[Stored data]
++++++++++

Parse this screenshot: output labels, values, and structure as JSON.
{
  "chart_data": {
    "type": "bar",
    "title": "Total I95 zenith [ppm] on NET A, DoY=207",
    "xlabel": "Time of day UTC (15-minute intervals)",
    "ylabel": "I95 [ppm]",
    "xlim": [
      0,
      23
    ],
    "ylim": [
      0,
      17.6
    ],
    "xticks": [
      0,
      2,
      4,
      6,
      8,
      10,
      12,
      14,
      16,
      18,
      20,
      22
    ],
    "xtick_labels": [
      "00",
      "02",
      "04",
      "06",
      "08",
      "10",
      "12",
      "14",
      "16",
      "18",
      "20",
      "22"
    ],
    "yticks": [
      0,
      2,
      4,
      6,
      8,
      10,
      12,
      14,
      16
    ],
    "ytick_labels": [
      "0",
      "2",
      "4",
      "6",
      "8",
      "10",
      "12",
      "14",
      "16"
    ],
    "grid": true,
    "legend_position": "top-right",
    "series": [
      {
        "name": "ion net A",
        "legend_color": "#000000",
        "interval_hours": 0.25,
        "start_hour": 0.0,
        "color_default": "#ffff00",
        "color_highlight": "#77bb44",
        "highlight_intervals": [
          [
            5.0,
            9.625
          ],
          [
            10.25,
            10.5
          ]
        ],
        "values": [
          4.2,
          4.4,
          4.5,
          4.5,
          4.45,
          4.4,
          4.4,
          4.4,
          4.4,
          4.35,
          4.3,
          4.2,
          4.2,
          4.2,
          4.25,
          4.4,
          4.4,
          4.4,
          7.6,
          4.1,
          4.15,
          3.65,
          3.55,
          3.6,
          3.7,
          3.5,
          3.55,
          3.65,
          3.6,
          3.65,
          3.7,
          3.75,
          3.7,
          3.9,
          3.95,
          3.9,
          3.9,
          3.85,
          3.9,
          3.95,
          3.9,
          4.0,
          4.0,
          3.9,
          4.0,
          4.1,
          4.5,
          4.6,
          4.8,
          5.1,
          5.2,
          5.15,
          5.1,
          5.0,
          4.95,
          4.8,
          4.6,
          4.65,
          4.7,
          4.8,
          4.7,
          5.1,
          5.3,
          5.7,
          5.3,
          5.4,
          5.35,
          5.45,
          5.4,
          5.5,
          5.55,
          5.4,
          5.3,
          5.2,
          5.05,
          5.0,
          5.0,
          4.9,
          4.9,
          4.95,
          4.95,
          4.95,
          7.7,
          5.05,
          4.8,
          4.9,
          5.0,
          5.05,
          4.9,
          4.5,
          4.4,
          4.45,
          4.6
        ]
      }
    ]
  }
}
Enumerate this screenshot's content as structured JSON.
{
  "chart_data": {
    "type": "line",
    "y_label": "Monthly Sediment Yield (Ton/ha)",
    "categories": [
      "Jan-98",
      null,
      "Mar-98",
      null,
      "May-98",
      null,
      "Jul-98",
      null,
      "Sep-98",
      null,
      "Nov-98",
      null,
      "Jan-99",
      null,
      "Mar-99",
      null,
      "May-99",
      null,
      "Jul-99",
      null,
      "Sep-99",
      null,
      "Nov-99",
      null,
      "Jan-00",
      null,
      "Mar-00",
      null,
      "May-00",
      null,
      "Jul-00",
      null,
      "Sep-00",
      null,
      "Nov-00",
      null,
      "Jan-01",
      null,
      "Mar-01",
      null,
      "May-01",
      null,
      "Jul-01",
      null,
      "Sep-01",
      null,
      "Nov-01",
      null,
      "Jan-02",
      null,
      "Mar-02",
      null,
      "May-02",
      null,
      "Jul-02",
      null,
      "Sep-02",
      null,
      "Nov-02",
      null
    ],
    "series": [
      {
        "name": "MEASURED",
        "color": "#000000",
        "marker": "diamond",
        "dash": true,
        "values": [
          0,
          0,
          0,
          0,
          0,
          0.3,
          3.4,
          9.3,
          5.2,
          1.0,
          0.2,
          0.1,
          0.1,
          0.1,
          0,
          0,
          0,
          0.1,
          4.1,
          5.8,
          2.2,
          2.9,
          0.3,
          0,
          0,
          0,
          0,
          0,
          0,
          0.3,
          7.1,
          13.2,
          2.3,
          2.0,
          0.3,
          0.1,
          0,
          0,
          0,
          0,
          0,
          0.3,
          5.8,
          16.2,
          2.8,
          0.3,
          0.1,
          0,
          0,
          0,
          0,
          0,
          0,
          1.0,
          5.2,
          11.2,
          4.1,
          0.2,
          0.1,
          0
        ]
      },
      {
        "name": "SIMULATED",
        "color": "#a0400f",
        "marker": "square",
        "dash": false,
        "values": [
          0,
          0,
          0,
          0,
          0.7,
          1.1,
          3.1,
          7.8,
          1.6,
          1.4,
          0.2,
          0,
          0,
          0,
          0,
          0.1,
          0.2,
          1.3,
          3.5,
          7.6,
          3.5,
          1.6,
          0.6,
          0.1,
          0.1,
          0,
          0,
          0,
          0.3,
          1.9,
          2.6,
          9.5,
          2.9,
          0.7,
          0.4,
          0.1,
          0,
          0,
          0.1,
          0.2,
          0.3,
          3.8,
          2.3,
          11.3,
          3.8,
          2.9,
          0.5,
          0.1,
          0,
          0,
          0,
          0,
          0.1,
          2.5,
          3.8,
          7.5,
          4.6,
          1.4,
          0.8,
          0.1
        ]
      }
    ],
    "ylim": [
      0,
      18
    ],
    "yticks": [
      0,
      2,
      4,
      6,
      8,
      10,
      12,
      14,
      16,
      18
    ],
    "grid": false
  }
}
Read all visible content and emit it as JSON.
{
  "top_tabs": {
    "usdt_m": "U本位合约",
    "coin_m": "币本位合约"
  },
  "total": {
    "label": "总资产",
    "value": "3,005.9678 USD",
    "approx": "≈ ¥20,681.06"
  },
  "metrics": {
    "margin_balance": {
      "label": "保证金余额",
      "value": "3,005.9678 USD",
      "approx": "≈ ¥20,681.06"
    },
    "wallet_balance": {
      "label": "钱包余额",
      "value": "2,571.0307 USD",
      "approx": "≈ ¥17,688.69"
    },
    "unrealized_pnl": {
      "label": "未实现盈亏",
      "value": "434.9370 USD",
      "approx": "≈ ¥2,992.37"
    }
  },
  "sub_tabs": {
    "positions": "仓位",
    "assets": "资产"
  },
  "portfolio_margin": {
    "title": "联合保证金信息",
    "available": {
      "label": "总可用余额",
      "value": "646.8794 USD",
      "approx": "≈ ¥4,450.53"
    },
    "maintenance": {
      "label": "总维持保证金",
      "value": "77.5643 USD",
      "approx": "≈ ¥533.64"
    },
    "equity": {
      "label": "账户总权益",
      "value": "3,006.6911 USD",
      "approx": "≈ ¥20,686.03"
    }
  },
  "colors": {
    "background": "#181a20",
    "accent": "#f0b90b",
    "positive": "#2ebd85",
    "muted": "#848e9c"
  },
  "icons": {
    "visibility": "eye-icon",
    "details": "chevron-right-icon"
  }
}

++++++++++

PROBLEM DETAILS:
Through the last line of the entries above, beginning at the line containing "Read all visible content and emit it as JSON.", transcribe each line exactly, both ends included and nothing more.

EXERCISE OUTPUT:
Read all visible content and emit it as JSON.
{
  "top_tabs": {
    "usdt_m": "U本位合约",
    "coin_m": "币本位合约"
  },
  "total": {
    "label": "总资产",
    "value": "3,005.9678 USD",
    "approx": "≈ ¥20,681.06"
  },
  "metrics": {
    "margin_balance": {
      "label": "保证金余额",
      "value": "3,005.9678 USD",
      "approx": "≈ ¥20,681.06"
    },
    "wallet_balance": {
      "label": "钱包余额",
      "value": "2,571.0307 USD",
      "approx": "≈ ¥17,688.69"
    },
    "unrealized_pnl": {
      "label": "未实现盈亏",
      "value": "434.9370 USD",
      "approx": "≈ ¥2,992.37"
    }
  },
  "sub_tabs": {
    "positions": "仓位",
    "assets": "资产"
  },
  "portfolio_margin": {
    "title": "联合保证金信息",
    "available": {
      "label": "总可用余额",
      "value": "646.8794 USD",
      "approx": "≈ ¥4,450.53"
    },
    "maintenance": {
      "label": "总维持保证金",
      "value": "77.5643 USD",
      "approx": "≈ ¥533.64"
    },
    "equity": {
      "label": "账户总权益",
      "value": "3,006.6911 USD",
      "approx": "≈ ¥20,686.03"
    }
  },
  "colors": {
    "background": "#181a20",
    "accent": "#f0b90b",
    "positive": "#2ebd85",
    "muted": "#848e9c"
  },
  "icons": {
    "visibility": "eye-icon",
    "details": "chevron-right-icon"
  }
}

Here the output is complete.